**Directives**
a. According to the article on children's friendships, when do kids feel most vulnerable about friendships?
b. Rewrite the entries from their first line up to and including the line with "fader-tick bbox=[522, 148, 528, 149]", changing "labels" to "captions" and leaving everything else as it is.

Making new friends can be daunting for kids of any age. How can you help?
When very young children make friends, it is extraordinary in its simplicity. They look at each other and ask, “Do you want to be my friend?” That’s it. Then they run off and play. Glory days!
Time and experience make us more guarded, less available and sadly, less courageous. It seems, once you’re past about 6, making friends takes considerably more effort.
For our tweens and teens, making friends can be even harder. They are negotiating complex social hierarchies in schools; with their unspoken rules about who you should hang out with, how you should behave and where you fit into the pecking order. It sounds brutal…and often it is!
How many friends does a child need?
Parents often ask, “How many friends does a child need?” They usually ask the question earnestly and lean in as though I’m going to give them the magic number, the number that will make their child ‘normal’. The number that will make their child happy and assure them that all is well.
If only life worked like that. Unfortunately, there is no such magic number. Humans are all different and we have different needs. Be very wary of snake-oil traders who try to sell you a concept of what’s ‘normal’ when it comes to kids…or humans generally!
Kids are like adults; an introvert might want a few close friendships whereas an extrovert may want lots of friends and social acquaintances. If a child does choose to have a few close friends, please don’t confuse this with loneliness or assume that there is something wrong.
The home environment makes a difference too. Psychologist Michael Unger Ph.D. says that kids who grow up in highly stimulating environments with lots of responsibility, such as kids on farms, may need fewer friendships. Again, there is nothing wrong. They are strongly connected to their home life and have a strong sense of their niche in the world. A child in the suburbs, alone at home while parents work, may develop more social connections. Again…not a problem.
When do kids feel vulnerable?
Transition times are the points at which kids feel most vulnerable when it comes to friendships. Common transition times include starting middle school or moving town. If there is a lot of change going on in the family home, that may also create trepidation about outside relationships.

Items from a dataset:
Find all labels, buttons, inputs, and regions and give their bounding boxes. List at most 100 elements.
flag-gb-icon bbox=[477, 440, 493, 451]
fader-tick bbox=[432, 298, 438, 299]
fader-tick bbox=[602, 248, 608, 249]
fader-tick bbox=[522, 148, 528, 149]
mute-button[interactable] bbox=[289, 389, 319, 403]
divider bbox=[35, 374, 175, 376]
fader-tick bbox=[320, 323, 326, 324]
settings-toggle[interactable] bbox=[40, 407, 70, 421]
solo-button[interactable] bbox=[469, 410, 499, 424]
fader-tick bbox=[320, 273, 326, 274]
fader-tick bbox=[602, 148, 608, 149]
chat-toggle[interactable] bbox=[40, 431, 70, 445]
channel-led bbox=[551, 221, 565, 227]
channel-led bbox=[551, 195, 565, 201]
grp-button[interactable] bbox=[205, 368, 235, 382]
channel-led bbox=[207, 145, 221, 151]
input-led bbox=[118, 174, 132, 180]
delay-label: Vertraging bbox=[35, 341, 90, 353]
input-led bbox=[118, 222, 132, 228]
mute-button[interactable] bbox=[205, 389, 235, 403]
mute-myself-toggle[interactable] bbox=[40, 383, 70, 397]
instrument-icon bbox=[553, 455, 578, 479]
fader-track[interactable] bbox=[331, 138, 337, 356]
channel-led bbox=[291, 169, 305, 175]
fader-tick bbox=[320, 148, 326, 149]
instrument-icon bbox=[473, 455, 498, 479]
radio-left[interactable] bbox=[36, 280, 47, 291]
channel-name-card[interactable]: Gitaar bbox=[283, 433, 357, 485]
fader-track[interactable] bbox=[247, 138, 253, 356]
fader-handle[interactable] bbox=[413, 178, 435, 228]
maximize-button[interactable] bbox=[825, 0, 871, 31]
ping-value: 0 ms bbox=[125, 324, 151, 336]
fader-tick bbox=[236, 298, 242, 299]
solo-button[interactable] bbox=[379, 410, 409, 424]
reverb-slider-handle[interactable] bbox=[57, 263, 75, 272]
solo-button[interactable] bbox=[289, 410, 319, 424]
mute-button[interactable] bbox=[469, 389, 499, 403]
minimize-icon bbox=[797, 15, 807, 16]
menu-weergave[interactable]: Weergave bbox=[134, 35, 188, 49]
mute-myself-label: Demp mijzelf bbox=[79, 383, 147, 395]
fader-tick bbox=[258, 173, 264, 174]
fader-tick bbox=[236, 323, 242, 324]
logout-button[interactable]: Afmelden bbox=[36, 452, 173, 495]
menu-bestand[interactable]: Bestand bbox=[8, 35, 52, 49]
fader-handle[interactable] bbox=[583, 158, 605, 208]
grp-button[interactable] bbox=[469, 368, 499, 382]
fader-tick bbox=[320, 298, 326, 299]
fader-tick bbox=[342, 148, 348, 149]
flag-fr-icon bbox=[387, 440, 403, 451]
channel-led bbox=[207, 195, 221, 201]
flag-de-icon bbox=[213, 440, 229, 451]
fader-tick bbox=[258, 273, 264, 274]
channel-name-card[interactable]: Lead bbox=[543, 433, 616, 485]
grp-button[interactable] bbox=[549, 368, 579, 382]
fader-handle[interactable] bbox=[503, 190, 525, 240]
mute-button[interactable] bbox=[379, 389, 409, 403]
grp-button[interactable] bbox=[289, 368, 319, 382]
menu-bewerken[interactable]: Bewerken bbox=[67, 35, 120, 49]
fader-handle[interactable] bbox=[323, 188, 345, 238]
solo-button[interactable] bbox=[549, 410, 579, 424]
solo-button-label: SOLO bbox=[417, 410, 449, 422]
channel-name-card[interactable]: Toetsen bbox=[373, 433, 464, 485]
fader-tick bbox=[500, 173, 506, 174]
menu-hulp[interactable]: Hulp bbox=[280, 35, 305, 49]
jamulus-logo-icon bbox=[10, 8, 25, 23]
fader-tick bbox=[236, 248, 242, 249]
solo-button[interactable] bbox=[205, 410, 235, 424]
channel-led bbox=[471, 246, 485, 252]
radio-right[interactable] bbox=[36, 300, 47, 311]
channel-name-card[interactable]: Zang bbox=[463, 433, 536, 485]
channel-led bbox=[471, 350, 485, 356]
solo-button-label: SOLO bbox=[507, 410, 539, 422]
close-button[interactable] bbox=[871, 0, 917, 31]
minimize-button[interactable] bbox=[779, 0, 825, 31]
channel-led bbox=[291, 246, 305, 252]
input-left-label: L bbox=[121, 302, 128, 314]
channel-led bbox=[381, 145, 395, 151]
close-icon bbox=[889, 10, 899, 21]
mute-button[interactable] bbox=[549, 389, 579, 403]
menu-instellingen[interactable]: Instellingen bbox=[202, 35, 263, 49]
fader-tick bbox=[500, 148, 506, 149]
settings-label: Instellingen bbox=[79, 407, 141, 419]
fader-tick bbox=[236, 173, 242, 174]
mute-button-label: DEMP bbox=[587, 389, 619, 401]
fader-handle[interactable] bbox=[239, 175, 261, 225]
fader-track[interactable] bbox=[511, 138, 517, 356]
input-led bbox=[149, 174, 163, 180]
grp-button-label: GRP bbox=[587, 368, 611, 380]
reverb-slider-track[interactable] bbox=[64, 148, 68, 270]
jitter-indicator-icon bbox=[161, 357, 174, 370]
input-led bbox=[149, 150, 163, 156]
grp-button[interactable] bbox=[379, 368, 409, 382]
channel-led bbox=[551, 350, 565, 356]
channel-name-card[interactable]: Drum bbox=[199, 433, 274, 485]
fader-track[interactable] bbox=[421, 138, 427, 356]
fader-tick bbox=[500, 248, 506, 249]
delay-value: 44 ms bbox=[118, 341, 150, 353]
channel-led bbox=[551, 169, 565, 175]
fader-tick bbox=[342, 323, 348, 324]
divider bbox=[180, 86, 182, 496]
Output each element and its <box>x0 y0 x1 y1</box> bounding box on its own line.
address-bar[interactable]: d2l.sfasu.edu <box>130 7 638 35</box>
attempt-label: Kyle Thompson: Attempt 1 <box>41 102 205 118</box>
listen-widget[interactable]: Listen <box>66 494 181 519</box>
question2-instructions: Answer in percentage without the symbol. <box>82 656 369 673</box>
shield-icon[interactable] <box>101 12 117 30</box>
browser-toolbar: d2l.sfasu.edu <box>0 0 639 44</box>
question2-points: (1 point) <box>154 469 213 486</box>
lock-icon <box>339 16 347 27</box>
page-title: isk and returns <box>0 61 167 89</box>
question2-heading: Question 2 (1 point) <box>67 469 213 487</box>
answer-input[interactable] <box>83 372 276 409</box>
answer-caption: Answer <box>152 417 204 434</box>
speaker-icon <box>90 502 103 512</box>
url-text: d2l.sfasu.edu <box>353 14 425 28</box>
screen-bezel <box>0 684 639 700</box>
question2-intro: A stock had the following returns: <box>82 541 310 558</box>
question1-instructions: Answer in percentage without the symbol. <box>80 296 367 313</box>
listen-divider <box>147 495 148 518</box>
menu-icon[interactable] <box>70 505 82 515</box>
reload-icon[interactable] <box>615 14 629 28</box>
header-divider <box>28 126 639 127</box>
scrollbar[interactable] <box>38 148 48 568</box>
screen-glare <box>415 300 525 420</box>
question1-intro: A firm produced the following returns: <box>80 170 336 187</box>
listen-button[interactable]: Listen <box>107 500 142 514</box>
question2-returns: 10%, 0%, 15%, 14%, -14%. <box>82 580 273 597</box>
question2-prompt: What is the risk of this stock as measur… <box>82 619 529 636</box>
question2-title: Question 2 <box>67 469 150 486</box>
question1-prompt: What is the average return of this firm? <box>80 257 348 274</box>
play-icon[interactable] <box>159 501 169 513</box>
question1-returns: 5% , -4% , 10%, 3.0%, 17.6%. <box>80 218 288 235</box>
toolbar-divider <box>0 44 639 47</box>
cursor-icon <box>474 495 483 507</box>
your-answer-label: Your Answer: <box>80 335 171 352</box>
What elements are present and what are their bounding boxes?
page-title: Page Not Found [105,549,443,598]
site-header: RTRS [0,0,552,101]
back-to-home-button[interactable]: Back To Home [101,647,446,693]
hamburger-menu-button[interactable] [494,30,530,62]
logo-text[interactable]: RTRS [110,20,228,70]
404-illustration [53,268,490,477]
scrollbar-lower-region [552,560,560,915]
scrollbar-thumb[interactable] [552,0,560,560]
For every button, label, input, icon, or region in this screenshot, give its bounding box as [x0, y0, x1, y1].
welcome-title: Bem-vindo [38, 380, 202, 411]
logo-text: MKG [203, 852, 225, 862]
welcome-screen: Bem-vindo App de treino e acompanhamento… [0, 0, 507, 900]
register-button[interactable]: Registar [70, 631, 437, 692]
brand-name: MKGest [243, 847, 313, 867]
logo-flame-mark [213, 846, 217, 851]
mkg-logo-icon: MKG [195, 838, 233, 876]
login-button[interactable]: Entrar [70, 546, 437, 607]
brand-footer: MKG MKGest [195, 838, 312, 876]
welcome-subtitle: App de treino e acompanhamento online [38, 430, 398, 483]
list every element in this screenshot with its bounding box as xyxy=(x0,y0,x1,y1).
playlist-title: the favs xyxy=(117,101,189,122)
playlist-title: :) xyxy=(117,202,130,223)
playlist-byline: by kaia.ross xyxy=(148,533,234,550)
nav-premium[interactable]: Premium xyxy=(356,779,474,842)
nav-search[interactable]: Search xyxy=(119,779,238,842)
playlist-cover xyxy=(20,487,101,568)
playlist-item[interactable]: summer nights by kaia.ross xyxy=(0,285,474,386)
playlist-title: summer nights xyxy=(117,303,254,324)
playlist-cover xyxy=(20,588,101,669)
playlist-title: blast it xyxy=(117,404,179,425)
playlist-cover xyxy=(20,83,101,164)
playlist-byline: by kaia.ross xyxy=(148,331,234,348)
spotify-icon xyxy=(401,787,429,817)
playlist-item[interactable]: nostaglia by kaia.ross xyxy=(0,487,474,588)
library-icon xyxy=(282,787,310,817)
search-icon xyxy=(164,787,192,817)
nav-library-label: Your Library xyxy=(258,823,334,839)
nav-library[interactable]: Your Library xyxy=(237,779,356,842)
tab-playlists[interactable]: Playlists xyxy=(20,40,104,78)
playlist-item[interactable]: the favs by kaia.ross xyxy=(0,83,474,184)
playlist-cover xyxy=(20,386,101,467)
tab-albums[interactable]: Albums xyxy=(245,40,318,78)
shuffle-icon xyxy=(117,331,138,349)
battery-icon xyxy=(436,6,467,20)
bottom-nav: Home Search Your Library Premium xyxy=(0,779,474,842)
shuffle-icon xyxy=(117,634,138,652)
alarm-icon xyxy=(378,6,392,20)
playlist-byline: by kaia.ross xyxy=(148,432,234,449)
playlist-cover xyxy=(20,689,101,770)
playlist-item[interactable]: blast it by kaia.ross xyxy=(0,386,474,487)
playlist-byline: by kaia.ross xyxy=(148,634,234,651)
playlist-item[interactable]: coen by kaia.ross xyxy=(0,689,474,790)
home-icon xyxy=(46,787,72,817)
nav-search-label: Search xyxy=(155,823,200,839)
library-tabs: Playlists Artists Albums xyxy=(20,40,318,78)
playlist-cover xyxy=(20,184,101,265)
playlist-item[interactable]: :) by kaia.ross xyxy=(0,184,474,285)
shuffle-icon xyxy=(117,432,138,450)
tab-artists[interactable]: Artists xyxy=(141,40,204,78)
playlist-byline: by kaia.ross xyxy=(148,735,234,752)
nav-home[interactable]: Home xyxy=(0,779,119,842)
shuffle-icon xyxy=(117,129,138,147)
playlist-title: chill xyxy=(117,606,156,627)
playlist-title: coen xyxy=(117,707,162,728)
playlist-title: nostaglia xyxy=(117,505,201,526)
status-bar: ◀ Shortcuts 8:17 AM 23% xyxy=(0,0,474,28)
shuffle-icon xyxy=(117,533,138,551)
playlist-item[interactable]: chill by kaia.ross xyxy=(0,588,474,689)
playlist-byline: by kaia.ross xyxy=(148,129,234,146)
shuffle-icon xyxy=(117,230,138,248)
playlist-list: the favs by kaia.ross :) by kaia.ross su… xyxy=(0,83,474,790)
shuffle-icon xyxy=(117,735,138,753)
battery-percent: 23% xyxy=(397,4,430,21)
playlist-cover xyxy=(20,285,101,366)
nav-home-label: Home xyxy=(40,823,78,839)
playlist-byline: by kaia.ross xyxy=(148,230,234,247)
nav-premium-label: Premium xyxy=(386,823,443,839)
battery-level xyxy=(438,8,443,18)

**Problem solutions**
a. At transition times, such as starting middle school or moving town.

b.
Find all captions, buttons, inputs, and regions and give their bounding boxes. List at most 100 elements.
flag-gb-icon bbox=[477, 440, 493, 451]
fader-tick bbox=[432, 298, 438, 299]
fader-tick bbox=[602, 248, 608, 249]
fader-tick bbox=[522, 148, 528, 149]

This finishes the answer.